(Exercise):
Among the following entries, count the lines that contain "عنهم" and report only the result.

(Records provided):
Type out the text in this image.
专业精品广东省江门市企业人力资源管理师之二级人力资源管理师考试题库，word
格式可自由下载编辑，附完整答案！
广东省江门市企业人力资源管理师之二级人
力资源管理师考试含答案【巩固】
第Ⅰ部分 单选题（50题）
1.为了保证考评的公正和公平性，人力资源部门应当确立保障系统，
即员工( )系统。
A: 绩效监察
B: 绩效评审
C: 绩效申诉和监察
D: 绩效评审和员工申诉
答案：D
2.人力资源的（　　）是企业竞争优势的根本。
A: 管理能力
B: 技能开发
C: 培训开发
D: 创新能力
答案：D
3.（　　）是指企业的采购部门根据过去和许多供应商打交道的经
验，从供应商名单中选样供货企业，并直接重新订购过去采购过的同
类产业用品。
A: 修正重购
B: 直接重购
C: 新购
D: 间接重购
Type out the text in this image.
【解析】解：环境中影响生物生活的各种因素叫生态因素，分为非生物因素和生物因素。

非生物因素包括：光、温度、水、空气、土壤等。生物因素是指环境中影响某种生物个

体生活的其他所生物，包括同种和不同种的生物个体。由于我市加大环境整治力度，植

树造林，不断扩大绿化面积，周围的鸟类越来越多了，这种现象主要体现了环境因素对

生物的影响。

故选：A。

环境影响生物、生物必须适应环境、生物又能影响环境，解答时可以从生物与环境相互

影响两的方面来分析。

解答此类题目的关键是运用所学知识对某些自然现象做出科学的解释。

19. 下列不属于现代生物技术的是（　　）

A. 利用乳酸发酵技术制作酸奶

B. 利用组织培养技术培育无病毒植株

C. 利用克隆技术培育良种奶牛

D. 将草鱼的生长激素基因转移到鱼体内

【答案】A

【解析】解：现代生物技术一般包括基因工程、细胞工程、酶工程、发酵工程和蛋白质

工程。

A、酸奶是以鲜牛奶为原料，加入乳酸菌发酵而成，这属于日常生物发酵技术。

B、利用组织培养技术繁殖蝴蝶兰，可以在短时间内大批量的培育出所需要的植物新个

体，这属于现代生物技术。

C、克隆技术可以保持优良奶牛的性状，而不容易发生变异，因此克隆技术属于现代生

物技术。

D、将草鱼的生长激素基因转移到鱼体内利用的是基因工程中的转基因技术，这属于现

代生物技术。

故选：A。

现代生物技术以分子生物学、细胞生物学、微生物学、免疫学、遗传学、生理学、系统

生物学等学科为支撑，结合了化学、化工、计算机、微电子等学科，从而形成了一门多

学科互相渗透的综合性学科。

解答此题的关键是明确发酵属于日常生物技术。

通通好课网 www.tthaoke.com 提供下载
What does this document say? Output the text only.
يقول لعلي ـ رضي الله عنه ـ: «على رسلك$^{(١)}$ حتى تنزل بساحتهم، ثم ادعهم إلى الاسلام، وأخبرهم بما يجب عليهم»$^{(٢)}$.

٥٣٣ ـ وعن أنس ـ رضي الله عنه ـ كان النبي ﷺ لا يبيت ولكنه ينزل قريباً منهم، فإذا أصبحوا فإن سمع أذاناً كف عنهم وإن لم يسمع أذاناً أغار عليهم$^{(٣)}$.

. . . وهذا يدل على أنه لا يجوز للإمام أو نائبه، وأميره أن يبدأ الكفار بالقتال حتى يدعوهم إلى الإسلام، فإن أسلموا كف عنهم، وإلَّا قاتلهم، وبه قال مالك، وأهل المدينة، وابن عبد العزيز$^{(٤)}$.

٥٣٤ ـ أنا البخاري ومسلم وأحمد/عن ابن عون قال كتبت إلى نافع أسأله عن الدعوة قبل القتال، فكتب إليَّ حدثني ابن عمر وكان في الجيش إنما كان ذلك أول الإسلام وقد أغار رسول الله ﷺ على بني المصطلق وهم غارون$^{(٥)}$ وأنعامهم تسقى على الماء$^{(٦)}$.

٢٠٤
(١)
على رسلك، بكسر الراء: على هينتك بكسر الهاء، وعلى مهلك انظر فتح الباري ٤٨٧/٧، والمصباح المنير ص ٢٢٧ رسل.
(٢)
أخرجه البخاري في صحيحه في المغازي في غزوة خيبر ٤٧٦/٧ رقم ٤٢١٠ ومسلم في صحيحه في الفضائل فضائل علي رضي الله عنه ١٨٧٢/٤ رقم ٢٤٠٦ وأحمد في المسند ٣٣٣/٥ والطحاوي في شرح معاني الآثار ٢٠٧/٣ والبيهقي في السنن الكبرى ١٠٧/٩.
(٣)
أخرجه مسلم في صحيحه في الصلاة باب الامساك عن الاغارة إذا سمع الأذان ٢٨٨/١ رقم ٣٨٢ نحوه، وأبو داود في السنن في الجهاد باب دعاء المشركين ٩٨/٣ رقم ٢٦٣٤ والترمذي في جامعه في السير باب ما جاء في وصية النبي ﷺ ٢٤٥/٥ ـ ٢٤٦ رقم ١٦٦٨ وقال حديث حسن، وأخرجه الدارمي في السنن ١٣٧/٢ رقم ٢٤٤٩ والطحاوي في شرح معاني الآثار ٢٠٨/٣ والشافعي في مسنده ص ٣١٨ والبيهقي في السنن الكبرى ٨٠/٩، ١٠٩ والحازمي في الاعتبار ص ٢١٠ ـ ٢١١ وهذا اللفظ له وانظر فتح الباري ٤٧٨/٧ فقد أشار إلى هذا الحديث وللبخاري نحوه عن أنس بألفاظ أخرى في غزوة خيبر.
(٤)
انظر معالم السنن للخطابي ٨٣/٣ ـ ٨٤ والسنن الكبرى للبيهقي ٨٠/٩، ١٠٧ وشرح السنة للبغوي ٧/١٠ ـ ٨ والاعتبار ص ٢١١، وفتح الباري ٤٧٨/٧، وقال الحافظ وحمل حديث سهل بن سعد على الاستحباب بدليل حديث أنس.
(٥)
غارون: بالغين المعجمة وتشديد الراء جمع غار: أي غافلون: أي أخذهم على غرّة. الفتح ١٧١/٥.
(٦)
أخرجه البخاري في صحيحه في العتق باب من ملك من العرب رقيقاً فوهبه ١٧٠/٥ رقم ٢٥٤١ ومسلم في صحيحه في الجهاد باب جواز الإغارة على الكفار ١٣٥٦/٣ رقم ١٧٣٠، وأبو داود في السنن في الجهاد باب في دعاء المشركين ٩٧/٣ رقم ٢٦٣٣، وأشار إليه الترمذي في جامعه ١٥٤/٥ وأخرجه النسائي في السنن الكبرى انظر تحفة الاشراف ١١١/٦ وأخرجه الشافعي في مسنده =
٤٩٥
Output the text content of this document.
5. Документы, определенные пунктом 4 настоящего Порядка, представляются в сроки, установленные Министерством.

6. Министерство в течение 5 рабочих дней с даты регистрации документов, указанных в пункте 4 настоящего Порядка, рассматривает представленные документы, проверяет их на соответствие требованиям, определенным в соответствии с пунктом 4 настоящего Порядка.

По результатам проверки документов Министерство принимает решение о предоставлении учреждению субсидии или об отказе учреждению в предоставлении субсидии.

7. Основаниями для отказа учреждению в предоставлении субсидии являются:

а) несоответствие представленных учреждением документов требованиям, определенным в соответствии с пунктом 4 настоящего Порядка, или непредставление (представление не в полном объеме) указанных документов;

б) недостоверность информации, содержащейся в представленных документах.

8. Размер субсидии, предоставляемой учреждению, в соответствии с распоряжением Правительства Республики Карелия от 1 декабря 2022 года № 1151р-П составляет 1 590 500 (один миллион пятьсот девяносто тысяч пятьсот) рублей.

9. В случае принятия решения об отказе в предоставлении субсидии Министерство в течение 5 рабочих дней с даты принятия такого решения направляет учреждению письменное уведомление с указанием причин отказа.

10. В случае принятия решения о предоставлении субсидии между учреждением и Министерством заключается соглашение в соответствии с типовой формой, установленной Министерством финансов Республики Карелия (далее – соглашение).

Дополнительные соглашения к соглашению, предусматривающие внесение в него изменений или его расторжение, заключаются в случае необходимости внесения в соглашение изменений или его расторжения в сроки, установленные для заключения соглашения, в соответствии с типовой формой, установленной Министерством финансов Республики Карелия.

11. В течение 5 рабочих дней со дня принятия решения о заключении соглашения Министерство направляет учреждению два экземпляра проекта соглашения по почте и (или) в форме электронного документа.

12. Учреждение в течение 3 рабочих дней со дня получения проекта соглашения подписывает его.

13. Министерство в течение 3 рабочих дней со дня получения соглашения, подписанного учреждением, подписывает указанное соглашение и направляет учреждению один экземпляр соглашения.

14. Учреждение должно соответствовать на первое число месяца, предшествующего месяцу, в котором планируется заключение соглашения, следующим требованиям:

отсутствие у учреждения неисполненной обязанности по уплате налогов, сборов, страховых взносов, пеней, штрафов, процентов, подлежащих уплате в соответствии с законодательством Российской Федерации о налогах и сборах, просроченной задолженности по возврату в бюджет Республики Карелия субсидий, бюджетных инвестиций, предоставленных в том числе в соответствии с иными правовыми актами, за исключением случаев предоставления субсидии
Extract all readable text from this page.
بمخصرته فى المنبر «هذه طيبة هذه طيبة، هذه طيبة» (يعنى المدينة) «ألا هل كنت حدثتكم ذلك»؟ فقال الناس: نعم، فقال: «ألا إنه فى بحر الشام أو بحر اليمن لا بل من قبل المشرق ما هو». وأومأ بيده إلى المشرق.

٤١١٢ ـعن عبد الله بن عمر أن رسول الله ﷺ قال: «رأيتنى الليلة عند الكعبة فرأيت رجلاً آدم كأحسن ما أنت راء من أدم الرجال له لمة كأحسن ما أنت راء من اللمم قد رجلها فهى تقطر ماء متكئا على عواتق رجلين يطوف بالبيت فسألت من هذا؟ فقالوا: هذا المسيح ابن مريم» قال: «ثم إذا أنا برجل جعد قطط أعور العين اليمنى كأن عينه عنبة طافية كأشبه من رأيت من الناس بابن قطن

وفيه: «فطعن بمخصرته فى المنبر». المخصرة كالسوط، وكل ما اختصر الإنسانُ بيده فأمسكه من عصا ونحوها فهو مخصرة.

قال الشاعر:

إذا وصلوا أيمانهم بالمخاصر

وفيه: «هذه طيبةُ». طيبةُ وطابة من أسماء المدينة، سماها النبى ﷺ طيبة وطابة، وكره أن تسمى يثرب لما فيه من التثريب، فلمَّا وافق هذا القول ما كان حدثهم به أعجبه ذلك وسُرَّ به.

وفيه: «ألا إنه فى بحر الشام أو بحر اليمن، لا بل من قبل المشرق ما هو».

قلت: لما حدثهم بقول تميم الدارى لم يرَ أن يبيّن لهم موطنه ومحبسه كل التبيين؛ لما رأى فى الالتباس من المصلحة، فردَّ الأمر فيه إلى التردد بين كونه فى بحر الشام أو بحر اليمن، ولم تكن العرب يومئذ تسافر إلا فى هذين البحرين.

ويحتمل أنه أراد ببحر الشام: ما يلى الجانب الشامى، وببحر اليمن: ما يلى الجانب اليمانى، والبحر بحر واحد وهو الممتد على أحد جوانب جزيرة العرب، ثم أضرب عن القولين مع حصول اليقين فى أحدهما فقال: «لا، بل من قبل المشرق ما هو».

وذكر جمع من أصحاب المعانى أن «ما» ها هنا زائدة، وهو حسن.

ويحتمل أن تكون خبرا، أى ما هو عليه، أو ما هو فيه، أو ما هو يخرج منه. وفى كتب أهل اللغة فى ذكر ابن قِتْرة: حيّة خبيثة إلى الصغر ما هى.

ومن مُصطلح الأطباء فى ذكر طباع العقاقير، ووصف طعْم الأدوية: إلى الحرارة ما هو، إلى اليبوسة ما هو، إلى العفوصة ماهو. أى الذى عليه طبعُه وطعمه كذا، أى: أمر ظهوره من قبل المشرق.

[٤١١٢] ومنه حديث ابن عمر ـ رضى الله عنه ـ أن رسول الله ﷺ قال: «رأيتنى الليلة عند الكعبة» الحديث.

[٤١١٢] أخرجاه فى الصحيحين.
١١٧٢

(Exercise response):
2